**EXERCISE BRIEF:**
From the listing below, pull out all lines with "EDITAR" in them.

* START *

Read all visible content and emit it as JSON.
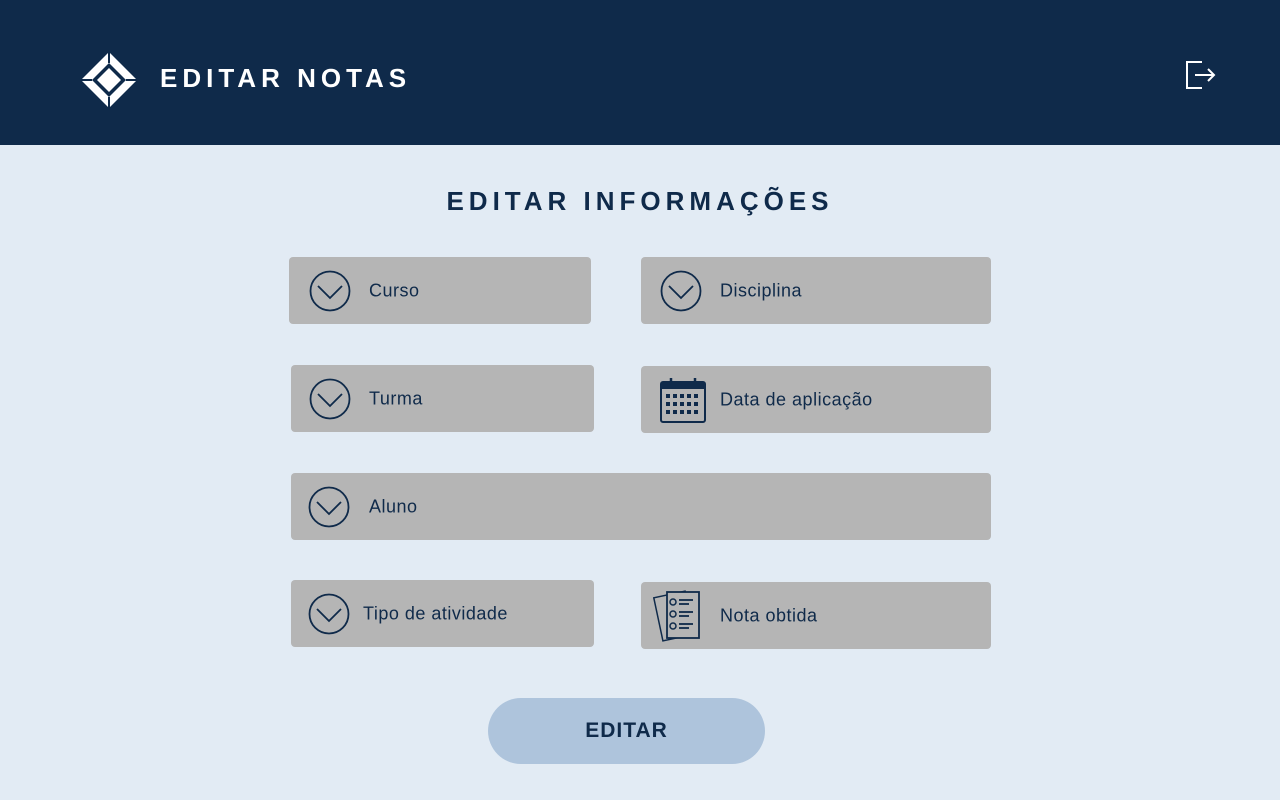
{
  "header": {
    "title": "EDITAR NOTAS",
    "logo_icon": "diamond-logo-icon",
    "logout_icon": "logout-icon"
  },
  "form": {
    "title": "EDITAR INFORMAÇÕES",
    "fields": {
      "curso": {
        "label": "Curso",
        "icon": "chevron-down-circle-icon"
      },
      "disciplina": {
        "label": "Disciplina",
        "icon": "chevron-down-circle-icon"
      },
      "turma": {
        "label": "Turma",
        "icon": "chevron-down-circle-icon"
      },
      "data_aplicacao": {
        "label": "Data de aplicação",
        "icon": "calendar-icon"
      },
      "aluno": {
        "label": "Aluno",
        "icon": "chevron-down-circle-icon"
      },
      "tipo_atividade": {
        "label": "Tipo de atividade",
        "icon": "chevron-down-circle-icon"
      },
      "nota_obtida": {
        "label": "Nota obtida",
        "icon": "checklist-icon"
      }
    },
    "submit_label": "EDITAR"
  },
  "colors": {
    "header_bg": "#0f2a4a",
    "page_bg": "#e2ebf4",
    "field_bg": "#b5b5b5",
    "button_bg": "#aec4dc",
    "text_dark": "#0f2a4a"
  }
}
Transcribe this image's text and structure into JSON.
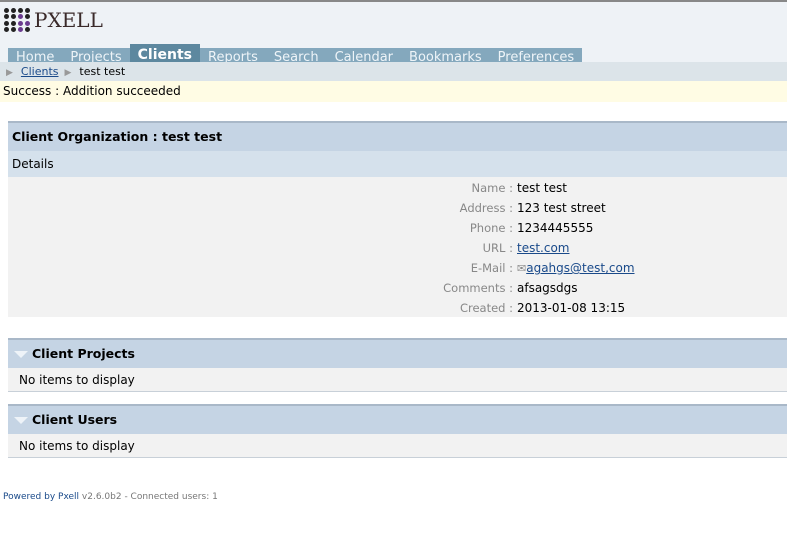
{
  "app": {
    "logo_text": "PXELL"
  },
  "nav": {
    "tabs": [
      {
        "label": "Home"
      },
      {
        "label": "Projects"
      },
      {
        "label": "Clients",
        "active": true
      },
      {
        "label": "Reports"
      },
      {
        "label": "Search"
      },
      {
        "label": "Calendar"
      },
      {
        "label": "Bookmarks"
      },
      {
        "label": "Preferences"
      }
    ]
  },
  "breadcrumb": {
    "link": "Clients",
    "current": "test test"
  },
  "message": {
    "label": "Success",
    "text": "Addition succeeded"
  },
  "client": {
    "title": "Client Organization : test test",
    "section": "Details",
    "fields": [
      {
        "label": "Name",
        "value": "test test"
      },
      {
        "label": "Address",
        "value": "123 test street"
      },
      {
        "label": "Phone",
        "value": "1234445555"
      },
      {
        "label": "URL",
        "value": "test.com"
      },
      {
        "label": "E-Mail",
        "value": "agahgs@test,com"
      },
      {
        "label": "Comments",
        "value": "afsagsdgs"
      },
      {
        "label": "Created",
        "value": "2013-01-08 13:15"
      }
    ]
  },
  "projects": {
    "title": "Client Projects",
    "empty": "No items to display"
  },
  "users": {
    "title": "Client Users",
    "empty": "No items to display"
  },
  "footer": {
    "powered": "Powered by Pxell",
    "version": "v2.6.0b2 - Connected users: 1"
  }
}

* END *

**EXERCISE RESPONSE:**
    "title": "EDITAR NOTAS",
    "title": "EDITAR INFORMAÇÕES",
    "submit_label": "EDITAR"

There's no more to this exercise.